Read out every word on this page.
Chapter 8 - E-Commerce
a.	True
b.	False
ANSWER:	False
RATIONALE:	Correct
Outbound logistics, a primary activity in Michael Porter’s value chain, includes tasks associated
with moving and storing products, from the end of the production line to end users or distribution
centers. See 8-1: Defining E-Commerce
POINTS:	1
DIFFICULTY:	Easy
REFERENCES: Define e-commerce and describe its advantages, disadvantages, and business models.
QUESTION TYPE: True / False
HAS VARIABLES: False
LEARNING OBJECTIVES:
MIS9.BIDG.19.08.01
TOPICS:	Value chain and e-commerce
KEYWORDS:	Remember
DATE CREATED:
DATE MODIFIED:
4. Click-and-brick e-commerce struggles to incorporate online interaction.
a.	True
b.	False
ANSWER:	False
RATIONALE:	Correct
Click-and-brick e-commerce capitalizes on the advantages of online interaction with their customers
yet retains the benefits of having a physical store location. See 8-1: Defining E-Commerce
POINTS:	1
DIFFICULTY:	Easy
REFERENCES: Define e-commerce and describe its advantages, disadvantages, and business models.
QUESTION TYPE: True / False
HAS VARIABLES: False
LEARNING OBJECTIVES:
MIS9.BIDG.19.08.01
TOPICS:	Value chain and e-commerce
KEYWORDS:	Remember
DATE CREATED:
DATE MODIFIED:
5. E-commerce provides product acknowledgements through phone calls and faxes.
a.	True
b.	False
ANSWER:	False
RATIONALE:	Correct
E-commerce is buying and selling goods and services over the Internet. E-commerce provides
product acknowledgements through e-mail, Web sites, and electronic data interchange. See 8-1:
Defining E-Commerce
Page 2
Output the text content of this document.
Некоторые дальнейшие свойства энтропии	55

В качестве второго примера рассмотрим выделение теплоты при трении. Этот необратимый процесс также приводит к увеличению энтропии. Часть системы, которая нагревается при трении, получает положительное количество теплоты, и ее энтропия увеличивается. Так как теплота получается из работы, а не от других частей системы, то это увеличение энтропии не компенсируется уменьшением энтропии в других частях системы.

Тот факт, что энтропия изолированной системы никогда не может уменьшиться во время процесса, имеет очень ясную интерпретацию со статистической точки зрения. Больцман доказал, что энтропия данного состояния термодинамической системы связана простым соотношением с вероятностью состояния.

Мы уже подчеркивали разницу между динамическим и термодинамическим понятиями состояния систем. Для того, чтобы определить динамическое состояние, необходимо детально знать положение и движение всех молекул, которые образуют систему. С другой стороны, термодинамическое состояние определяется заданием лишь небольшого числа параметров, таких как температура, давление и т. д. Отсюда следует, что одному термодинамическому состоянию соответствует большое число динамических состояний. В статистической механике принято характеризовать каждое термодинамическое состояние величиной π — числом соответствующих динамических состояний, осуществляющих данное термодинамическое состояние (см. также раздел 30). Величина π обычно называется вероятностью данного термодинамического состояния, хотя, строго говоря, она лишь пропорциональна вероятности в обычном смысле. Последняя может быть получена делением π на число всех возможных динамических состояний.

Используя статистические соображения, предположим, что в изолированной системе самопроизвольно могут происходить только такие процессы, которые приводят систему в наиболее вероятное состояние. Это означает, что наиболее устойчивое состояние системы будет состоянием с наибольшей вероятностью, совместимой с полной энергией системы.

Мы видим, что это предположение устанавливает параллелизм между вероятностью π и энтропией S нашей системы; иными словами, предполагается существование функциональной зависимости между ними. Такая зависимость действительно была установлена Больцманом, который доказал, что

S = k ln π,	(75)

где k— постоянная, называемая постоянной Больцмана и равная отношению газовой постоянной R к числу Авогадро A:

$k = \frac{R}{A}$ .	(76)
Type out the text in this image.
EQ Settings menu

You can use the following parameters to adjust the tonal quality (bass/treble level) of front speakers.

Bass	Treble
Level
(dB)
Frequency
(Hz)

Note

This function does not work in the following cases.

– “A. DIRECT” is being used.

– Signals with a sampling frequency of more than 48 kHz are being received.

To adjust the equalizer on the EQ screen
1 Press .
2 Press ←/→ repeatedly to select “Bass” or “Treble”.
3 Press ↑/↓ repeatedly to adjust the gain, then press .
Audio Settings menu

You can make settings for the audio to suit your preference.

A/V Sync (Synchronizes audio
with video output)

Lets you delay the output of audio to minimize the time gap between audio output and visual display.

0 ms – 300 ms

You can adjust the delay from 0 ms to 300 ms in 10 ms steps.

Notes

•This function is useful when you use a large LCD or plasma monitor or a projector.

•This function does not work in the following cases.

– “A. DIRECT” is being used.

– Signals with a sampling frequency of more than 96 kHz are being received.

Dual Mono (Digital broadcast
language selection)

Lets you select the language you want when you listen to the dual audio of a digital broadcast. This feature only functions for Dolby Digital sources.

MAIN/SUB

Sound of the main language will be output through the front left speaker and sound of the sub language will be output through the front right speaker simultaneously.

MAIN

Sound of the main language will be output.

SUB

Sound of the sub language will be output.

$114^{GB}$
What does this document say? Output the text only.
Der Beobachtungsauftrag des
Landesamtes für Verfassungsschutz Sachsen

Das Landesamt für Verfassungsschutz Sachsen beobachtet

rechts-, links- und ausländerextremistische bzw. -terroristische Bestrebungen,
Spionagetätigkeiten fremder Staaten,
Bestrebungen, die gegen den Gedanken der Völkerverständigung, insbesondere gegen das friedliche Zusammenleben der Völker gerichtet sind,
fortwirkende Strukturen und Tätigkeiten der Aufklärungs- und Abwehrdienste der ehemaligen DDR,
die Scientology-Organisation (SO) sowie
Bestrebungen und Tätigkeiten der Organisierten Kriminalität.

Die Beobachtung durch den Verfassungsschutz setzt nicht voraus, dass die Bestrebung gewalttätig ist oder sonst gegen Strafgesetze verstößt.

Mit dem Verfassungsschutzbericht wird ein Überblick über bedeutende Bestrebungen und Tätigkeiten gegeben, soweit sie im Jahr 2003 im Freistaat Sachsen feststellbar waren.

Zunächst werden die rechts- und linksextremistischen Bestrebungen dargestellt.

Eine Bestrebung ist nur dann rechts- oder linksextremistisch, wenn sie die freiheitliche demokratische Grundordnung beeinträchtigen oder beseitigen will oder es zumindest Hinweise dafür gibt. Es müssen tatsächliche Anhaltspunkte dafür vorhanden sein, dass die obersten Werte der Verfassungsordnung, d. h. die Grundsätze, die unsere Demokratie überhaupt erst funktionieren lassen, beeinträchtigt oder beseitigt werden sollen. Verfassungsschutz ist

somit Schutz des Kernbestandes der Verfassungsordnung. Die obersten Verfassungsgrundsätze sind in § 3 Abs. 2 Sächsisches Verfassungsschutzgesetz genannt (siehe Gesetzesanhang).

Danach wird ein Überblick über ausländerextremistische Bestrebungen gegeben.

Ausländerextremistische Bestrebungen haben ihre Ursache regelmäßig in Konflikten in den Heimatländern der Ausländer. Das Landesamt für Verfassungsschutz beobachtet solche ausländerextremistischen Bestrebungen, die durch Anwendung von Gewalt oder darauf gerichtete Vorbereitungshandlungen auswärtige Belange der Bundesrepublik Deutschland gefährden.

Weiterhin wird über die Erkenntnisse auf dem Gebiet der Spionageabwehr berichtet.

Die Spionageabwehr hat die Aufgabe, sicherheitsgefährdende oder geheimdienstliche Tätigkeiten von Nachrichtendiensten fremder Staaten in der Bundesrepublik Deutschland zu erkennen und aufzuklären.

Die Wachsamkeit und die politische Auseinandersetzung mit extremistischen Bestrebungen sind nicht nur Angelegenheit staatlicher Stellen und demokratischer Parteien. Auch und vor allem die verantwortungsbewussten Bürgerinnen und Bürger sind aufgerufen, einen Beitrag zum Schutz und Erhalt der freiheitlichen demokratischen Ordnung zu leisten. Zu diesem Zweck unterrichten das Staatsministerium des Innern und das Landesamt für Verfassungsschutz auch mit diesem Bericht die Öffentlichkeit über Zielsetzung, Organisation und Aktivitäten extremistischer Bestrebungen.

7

※

Go through the entries above and copy every line containing "cases".

#### [Solution]
This function does not work in the following cases.
•This function does not work in the following cases.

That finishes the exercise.